++++ Exercise materials

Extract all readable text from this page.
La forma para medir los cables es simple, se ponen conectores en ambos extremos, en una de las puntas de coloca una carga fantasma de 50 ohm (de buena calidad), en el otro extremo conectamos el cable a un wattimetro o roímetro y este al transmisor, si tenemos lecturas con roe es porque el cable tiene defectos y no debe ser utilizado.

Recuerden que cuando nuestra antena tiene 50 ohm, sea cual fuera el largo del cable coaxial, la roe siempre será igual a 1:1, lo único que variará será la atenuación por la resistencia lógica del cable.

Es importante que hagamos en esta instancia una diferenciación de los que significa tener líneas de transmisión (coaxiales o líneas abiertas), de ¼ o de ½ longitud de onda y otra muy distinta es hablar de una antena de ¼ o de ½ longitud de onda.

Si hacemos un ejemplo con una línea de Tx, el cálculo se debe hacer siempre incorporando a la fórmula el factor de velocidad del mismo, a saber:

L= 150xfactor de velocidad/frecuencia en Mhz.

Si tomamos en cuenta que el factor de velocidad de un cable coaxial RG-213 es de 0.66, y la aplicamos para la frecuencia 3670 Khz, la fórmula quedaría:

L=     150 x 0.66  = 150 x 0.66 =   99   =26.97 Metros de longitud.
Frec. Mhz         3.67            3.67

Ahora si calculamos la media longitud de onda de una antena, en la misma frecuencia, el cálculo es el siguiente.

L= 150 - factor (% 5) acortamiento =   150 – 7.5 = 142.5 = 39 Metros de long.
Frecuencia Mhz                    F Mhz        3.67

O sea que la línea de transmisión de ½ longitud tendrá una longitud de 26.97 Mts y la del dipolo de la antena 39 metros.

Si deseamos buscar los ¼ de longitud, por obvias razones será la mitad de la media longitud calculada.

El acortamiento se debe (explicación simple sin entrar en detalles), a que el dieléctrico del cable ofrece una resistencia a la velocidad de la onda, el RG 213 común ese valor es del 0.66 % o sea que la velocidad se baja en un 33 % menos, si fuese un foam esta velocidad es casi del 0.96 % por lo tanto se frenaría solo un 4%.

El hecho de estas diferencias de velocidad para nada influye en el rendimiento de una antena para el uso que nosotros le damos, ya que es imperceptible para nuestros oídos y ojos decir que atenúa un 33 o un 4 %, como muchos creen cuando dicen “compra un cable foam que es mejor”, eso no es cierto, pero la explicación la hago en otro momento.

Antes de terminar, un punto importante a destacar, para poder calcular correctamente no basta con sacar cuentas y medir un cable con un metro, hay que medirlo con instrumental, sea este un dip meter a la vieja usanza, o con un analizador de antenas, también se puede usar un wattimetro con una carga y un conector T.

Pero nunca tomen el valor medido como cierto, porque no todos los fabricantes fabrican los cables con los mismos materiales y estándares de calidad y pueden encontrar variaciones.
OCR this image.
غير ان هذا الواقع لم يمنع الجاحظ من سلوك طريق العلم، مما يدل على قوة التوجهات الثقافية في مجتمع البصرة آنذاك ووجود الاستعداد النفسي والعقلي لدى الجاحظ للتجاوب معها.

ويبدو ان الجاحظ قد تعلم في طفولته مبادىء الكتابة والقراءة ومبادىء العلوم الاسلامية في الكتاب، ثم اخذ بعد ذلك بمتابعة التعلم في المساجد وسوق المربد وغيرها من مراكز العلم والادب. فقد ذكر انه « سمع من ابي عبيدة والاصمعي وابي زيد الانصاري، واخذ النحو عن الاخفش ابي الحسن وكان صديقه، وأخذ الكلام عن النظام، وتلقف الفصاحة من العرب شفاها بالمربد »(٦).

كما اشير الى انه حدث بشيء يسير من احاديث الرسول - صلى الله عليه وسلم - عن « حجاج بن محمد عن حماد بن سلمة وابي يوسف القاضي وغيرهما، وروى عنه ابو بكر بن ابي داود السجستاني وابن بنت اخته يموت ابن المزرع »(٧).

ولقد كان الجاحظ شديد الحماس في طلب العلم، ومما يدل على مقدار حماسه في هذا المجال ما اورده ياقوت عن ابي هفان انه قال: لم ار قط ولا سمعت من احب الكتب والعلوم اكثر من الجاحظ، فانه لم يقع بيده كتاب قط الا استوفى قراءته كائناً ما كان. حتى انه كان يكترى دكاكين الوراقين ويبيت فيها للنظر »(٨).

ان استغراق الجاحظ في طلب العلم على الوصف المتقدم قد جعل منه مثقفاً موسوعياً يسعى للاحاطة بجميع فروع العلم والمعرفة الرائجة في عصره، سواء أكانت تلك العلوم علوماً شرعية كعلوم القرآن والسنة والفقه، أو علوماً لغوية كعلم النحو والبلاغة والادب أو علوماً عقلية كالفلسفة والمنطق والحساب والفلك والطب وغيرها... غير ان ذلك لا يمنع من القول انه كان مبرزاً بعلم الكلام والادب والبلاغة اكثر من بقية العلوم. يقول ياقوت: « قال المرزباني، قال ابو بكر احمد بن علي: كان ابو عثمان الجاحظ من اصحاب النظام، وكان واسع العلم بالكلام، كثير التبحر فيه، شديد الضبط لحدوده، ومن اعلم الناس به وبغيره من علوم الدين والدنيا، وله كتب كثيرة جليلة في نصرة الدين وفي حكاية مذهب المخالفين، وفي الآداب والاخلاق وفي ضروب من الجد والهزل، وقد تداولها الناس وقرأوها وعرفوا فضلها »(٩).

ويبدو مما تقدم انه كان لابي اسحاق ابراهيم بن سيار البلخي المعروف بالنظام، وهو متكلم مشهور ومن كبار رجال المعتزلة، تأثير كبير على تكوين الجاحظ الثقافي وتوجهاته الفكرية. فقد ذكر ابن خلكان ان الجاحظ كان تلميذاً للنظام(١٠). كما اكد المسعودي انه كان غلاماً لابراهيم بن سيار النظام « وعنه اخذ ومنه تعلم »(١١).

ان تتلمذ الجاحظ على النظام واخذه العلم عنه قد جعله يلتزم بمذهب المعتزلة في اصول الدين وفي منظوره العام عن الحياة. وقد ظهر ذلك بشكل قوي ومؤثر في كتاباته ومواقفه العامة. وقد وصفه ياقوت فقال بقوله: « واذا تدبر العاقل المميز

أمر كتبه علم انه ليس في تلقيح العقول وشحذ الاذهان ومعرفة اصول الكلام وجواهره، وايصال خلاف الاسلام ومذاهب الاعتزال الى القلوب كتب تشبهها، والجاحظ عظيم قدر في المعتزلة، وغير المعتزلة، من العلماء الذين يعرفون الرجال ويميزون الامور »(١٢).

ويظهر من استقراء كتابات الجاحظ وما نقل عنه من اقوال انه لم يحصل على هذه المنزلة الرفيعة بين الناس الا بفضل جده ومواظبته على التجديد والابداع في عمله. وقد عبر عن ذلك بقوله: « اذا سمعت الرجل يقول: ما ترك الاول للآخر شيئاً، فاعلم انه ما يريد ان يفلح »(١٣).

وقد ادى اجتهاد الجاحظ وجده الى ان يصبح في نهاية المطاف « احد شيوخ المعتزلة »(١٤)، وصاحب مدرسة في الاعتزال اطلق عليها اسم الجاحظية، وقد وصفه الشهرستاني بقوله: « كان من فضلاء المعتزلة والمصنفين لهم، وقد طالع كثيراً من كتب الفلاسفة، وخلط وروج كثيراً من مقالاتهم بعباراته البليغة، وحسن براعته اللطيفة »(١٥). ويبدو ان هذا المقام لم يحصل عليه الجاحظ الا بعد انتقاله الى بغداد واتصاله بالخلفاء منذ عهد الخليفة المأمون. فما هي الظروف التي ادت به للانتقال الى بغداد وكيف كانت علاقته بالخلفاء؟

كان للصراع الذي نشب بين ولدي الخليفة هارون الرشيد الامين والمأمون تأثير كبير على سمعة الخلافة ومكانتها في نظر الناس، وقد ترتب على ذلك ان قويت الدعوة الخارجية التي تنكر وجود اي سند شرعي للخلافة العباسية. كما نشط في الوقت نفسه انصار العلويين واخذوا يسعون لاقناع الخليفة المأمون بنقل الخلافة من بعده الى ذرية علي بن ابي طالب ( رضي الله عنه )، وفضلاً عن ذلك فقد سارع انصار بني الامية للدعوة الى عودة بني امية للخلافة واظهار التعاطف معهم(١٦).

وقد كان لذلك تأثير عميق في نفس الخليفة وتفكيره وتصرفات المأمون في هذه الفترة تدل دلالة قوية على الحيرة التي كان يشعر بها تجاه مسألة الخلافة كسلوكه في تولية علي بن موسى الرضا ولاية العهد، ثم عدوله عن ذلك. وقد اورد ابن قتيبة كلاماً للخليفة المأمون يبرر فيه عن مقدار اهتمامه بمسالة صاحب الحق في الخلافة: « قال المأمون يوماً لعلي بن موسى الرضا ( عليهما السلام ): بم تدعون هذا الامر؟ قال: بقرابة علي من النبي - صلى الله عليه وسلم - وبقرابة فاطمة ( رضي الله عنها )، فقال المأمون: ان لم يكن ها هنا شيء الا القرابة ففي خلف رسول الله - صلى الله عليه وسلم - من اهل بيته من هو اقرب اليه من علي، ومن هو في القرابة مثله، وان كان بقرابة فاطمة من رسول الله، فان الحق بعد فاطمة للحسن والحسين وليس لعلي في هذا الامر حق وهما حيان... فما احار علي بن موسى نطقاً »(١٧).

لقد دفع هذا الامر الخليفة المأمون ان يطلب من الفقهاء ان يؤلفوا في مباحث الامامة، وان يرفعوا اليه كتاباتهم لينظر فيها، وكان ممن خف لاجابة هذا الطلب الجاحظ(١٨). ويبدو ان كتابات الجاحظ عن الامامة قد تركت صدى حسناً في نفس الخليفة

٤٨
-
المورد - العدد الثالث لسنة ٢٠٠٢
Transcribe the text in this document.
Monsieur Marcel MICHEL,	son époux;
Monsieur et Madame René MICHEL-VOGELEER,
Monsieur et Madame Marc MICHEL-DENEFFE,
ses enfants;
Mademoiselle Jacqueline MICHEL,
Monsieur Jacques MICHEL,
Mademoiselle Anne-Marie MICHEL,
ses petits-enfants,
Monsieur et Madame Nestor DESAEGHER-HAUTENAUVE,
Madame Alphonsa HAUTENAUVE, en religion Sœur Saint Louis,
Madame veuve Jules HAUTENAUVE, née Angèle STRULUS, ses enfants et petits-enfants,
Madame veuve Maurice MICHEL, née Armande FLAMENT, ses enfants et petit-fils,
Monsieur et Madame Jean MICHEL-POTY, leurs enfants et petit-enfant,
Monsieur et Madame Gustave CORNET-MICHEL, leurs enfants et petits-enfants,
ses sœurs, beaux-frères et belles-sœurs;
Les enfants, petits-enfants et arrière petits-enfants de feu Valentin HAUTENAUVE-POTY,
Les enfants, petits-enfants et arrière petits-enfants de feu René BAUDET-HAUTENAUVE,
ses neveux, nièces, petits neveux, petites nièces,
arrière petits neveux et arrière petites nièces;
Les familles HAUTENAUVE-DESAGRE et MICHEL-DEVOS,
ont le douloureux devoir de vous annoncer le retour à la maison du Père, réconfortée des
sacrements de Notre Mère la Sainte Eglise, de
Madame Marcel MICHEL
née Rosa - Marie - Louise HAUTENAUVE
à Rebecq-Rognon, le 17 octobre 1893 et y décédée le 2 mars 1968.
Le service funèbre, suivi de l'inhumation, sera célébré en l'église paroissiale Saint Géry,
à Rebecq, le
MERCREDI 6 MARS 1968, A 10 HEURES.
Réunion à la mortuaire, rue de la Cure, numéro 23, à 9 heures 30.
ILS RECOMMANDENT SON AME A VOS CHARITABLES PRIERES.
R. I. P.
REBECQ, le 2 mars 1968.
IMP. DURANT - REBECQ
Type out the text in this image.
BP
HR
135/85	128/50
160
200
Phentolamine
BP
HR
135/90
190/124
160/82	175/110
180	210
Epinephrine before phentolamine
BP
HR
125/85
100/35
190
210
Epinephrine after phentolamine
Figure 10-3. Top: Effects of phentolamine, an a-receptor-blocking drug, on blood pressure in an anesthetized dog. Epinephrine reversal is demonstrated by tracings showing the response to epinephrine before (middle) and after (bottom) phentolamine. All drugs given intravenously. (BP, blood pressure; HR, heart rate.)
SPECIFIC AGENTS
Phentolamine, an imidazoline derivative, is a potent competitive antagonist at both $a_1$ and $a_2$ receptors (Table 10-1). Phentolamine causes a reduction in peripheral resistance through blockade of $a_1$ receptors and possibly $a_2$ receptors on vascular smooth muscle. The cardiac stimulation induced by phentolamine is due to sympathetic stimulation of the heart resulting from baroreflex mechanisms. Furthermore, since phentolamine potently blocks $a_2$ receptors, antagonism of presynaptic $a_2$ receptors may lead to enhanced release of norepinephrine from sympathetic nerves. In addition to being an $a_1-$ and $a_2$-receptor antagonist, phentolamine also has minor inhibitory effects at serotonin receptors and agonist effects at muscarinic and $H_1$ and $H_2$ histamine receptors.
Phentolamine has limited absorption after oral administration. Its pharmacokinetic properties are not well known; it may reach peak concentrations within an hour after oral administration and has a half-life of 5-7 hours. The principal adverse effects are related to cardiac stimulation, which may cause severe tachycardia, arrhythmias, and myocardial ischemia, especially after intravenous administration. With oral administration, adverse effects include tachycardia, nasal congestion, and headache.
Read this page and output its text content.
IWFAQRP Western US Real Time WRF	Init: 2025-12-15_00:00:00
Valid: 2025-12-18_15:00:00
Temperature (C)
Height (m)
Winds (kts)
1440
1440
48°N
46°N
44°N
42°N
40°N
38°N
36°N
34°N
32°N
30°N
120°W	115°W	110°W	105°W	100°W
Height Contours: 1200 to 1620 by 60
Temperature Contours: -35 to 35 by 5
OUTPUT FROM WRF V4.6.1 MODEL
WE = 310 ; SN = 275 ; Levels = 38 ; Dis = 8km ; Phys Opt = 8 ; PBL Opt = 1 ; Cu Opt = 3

++++++++

Description of the task:
Which lines above contain "text"? Show each of them.

The answer:
Extract all readable text from this page.
Transcribe the text in this document.
Type out the text in this image.
Read this page and output its text content.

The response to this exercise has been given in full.